→ Exercise requirements: Lines containing the word "JSON" are to be counted; state their number and nothing further.

[Records from a dataset]
'''

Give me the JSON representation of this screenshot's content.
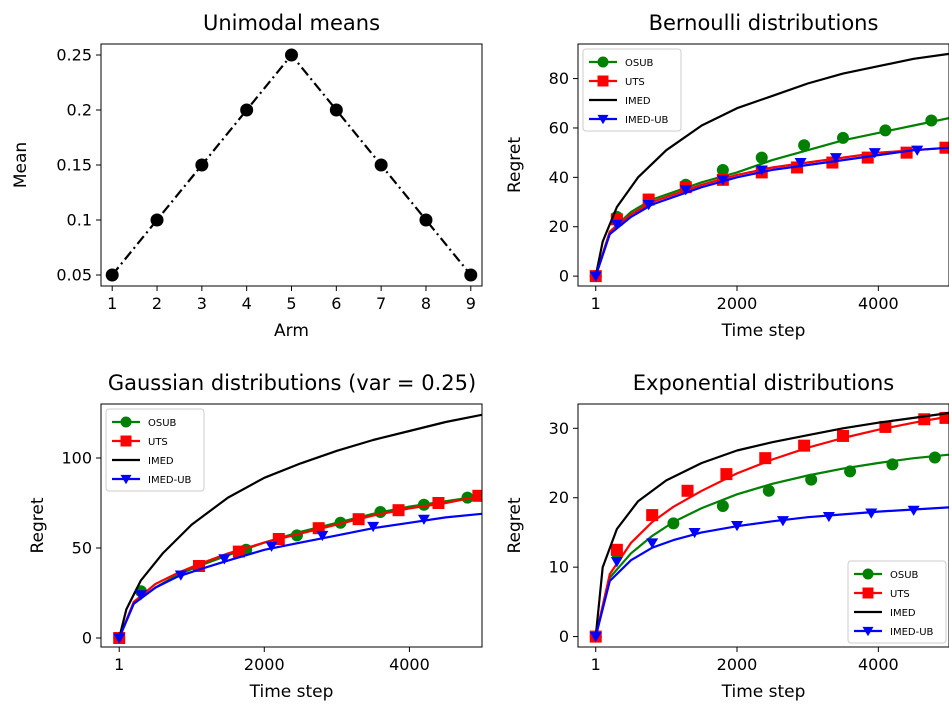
{
  "chart_data": [
    {
      "type": "line",
      "title": "Unimodal means",
      "xlabel": "Arm",
      "ylabel": "Mean",
      "xlim": [
        0.75,
        9.25
      ],
      "ylim": [
        0.04,
        0.26
      ],
      "xticks": [
        1,
        2,
        3,
        4,
        5,
        6,
        7,
        8,
        9
      ],
      "xtick_labels": [
        "1",
        "2",
        "3",
        "4",
        "5",
        "6",
        "7",
        "8",
        "9"
      ],
      "yticks": [
        0.05,
        0.1,
        0.15,
        0.2,
        0.25
      ],
      "ytick_labels": [
        "0.05",
        "0.1",
        "0.15",
        "0.2",
        "0.25"
      ],
      "grid": false,
      "series": [
        {
          "color": "#000000",
          "line_style": "dashdot",
          "marker": "circle",
          "x": [
            1,
            2,
            3,
            4,
            5,
            6,
            7,
            8,
            9
          ],
          "y": [
            0.05,
            0.1,
            0.15,
            0.2,
            0.25,
            0.2,
            0.15,
            0.1,
            0.05
          ]
        }
      ]
    },
    {
      "type": "line",
      "title": "Bernoulli distributions",
      "xlabel": "Time step",
      "ylabel": "Regret",
      "xlim": [
        -250,
        5000
      ],
      "ylim": [
        -4,
        94
      ],
      "xticks": [
        1,
        2000,
        4000
      ],
      "xtick_labels": [
        "1",
        "2000",
        "4000"
      ],
      "yticks": [
        0,
        20,
        40,
        60,
        80
      ],
      "ytick_labels": [
        "0",
        "20",
        "40",
        "60",
        "80"
      ],
      "grid": false,
      "legend_position": "top-left",
      "series": [
        {
          "name": "OSUB",
          "color": "#008000",
          "marker": "circle",
          "x": [
            1,
            200,
            500,
            800,
            1100,
            1500,
            2000,
            2500,
            3000,
            3500,
            4000,
            4500,
            5000
          ],
          "y": [
            0,
            18,
            26,
            31,
            34,
            38,
            42,
            47,
            51,
            55,
            58,
            61,
            64
          ],
          "marker_x": [
            1,
            300,
            750,
            1275,
            1800,
            2350,
            2950,
            3500,
            4100,
            4750
          ],
          "marker_y": [
            0,
            24,
            31,
            37,
            43,
            48,
            53,
            56,
            59,
            63
          ]
        },
        {
          "name": "UTS",
          "color": "#ff0000",
          "marker": "square",
          "x": [
            1,
            200,
            500,
            800,
            1100,
            1500,
            2000,
            2500,
            3000,
            3500,
            4000,
            4500,
            5000
          ],
          "y": [
            0,
            18,
            25,
            30,
            33,
            37,
            41,
            44,
            46,
            48,
            50,
            51,
            52
          ],
          "marker_x": [
            1,
            300,
            750,
            1275,
            1800,
            2350,
            2850,
            3350,
            3850,
            4400,
            4950
          ],
          "marker_y": [
            0,
            23,
            31,
            36,
            39,
            42,
            44,
            46,
            48,
            50,
            52
          ]
        },
        {
          "name": "IMED",
          "color": "#000000",
          "marker": "none",
          "x": [
            1,
            100,
            300,
            600,
            1000,
            1500,
            2000,
            2500,
            3000,
            3500,
            4000,
            4500,
            5000
          ],
          "y": [
            0,
            14,
            28,
            40,
            51,
            61,
            68,
            73,
            78,
            82,
            85,
            88,
            90
          ]
        },
        {
          "name": "IMED-UB",
          "color": "#0000ff",
          "marker": "triangle-down",
          "x": [
            1,
            200,
            500,
            800,
            1100,
            1500,
            2000,
            2500,
            3000,
            3500,
            4000,
            4500,
            5000
          ],
          "y": [
            0,
            17,
            24,
            29,
            32,
            36,
            40,
            43,
            45,
            47,
            49,
            51,
            52
          ],
          "marker_x": [
            1,
            300,
            750,
            1275,
            1800,
            2350,
            2900,
            3400,
            3950,
            4550
          ],
          "marker_y": [
            0,
            21,
            29,
            35,
            39,
            43,
            46,
            48,
            50,
            51
          ]
        }
      ]
    },
    {
      "type": "line",
      "title": "Gaussian distributions (var = 0.25)",
      "xlabel": "Time step",
      "ylabel": "Regret",
      "xlim": [
        -250,
        5000
      ],
      "ylim": [
        -5,
        130
      ],
      "xticks": [
        1,
        2000,
        4000
      ],
      "xtick_labels": [
        "1",
        "2000",
        "4000"
      ],
      "yticks": [
        0,
        50,
        100
      ],
      "ytick_labels": [
        "0",
        "50",
        "100"
      ],
      "grid": false,
      "legend_position": "top-left",
      "series": [
        {
          "name": "OSUB",
          "color": "#008000",
          "marker": "circle",
          "x": [
            1,
            200,
            500,
            800,
            1100,
            1500,
            2000,
            2500,
            3000,
            3500,
            4000,
            4500,
            5000
          ],
          "y": [
            0,
            19,
            28,
            35,
            40,
            46,
            53,
            59,
            64,
            69,
            73,
            76,
            79
          ],
          "marker_x": [
            1,
            300,
            1100,
            1750,
            2450,
            3050,
            3600,
            4200,
            4800
          ],
          "marker_y": [
            0,
            26,
            40,
            49,
            57,
            64,
            70,
            74,
            78
          ]
        },
        {
          "name": "UTS",
          "color": "#ff0000",
          "marker": "square",
          "x": [
            1,
            200,
            500,
            800,
            1100,
            1500,
            2000,
            2500,
            3000,
            3500,
            4000,
            4500,
            5000
          ],
          "y": [
            0,
            20,
            30,
            36,
            41,
            47,
            53,
            58,
            63,
            68,
            72,
            75,
            79
          ],
          "marker_x": [
            1,
            1100,
            1650,
            2200,
            2750,
            3300,
            3850,
            4400,
            4950
          ],
          "marker_y": [
            0,
            40,
            48,
            55,
            61,
            66,
            71,
            75,
            79
          ]
        },
        {
          "name": "IMED",
          "color": "#000000",
          "marker": "none",
          "x": [
            1,
            100,
            300,
            600,
            1000,
            1500,
            2000,
            2500,
            3000,
            3500,
            4000,
            4500,
            5000
          ],
          "y": [
            0,
            16,
            32,
            47,
            63,
            78,
            89,
            97,
            104,
            110,
            115,
            120,
            124
          ],
          "marker_x": [],
          "marker_y": []
        },
        {
          "name": "IMED-UB",
          "color": "#0000ff",
          "marker": "triangle-down",
          "x": [
            1,
            200,
            500,
            800,
            1100,
            1500,
            2000,
            2500,
            3000,
            3500,
            4000,
            4500,
            5000
          ],
          "y": [
            0,
            19,
            28,
            34,
            38,
            43,
            49,
            53,
            57,
            61,
            64,
            67,
            69
          ],
          "marker_x": [
            1,
            300,
            850,
            1450,
            2100,
            2800,
            3500,
            4200
          ],
          "marker_y": [
            0,
            24,
            35,
            44,
            51,
            57,
            62,
            66
          ]
        }
      ]
    },
    {
      "type": "line",
      "title": "Exponential distributions",
      "xlabel": "Time step",
      "ylabel": "Regret",
      "xlim": [
        -250,
        5000
      ],
      "ylim": [
        -1.5,
        33.5
      ],
      "xticks": [
        1,
        2000,
        4000
      ],
      "xtick_labels": [
        "1",
        "2000",
        "4000"
      ],
      "yticks": [
        0,
        10,
        20,
        30
      ],
      "ytick_labels": [
        "0",
        "10",
        "20",
        "30"
      ],
      "grid": false,
      "legend_position": "bottom-right",
      "series": [
        {
          "name": "OSUB",
          "color": "#008000",
          "marker": "circle",
          "x": [
            1,
            200,
            500,
            800,
            1100,
            1500,
            2000,
            2500,
            3000,
            3500,
            4000,
            4500,
            5000
          ],
          "y": [
            0,
            8.5,
            12,
            14.5,
            16.5,
            18.5,
            20.5,
            22,
            23.2,
            24.2,
            25,
            25.7,
            26.2
          ],
          "marker_x": [
            1,
            300,
            1100,
            1800,
            2450,
            3050,
            3600,
            4200,
            4800
          ],
          "marker_y": [
            0,
            12,
            16.3,
            18.8,
            21,
            22.6,
            23.8,
            24.8,
            25.8
          ]
        },
        {
          "name": "UTS",
          "color": "#ff0000",
          "marker": "square",
          "x": [
            1,
            200,
            500,
            800,
            1100,
            1500,
            2000,
            2500,
            3000,
            3500,
            4000,
            4500,
            5000
          ],
          "y": [
            0,
            9,
            13.5,
            16.5,
            18.7,
            21,
            23.5,
            25.5,
            27.2,
            28.6,
            29.8,
            30.8,
            31.7
          ],
          "marker_x": [
            1,
            300,
            800,
            1300,
            1850,
            2400,
            2950,
            3500,
            4100,
            4650,
            4950
          ],
          "marker_y": [
            0,
            12.5,
            17.5,
            21,
            23.4,
            25.7,
            27.5,
            28.9,
            30.2,
            31.3,
            31.5
          ]
        },
        {
          "name": "IMED",
          "color": "#000000",
          "marker": "none",
          "x": [
            1,
            100,
            300,
            600,
            1000,
            1500,
            2000,
            2500,
            3000,
            3500,
            4000,
            4500,
            5000
          ],
          "y": [
            0,
            10,
            15.5,
            19.5,
            22.5,
            25,
            26.8,
            28,
            29,
            30,
            30.8,
            31.5,
            32.2
          ],
          "marker_x": [],
          "marker_y": []
        },
        {
          "name": "IMED-UB",
          "color": "#0000ff",
          "marker": "triangle-down",
          "x": [
            1,
            200,
            500,
            800,
            1100,
            1500,
            2000,
            2500,
            3000,
            3500,
            4000,
            4500,
            5000
          ],
          "y": [
            0,
            8,
            11,
            12.8,
            13.9,
            15,
            15.9,
            16.6,
            17.2,
            17.6,
            18,
            18.3,
            18.6
          ],
          "marker_x": [
            1,
            300,
            800,
            1400,
            2000,
            2650,
            3300,
            3900,
            4500
          ],
          "marker_y": [
            0,
            10.8,
            13.5,
            15,
            16,
            16.7,
            17.3,
            17.8,
            18.2
          ]
        }
      ]
    }
  ]
}
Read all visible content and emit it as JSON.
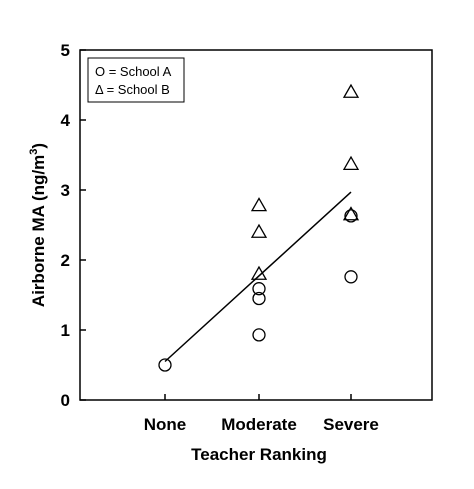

'''

→ Response to this task: 2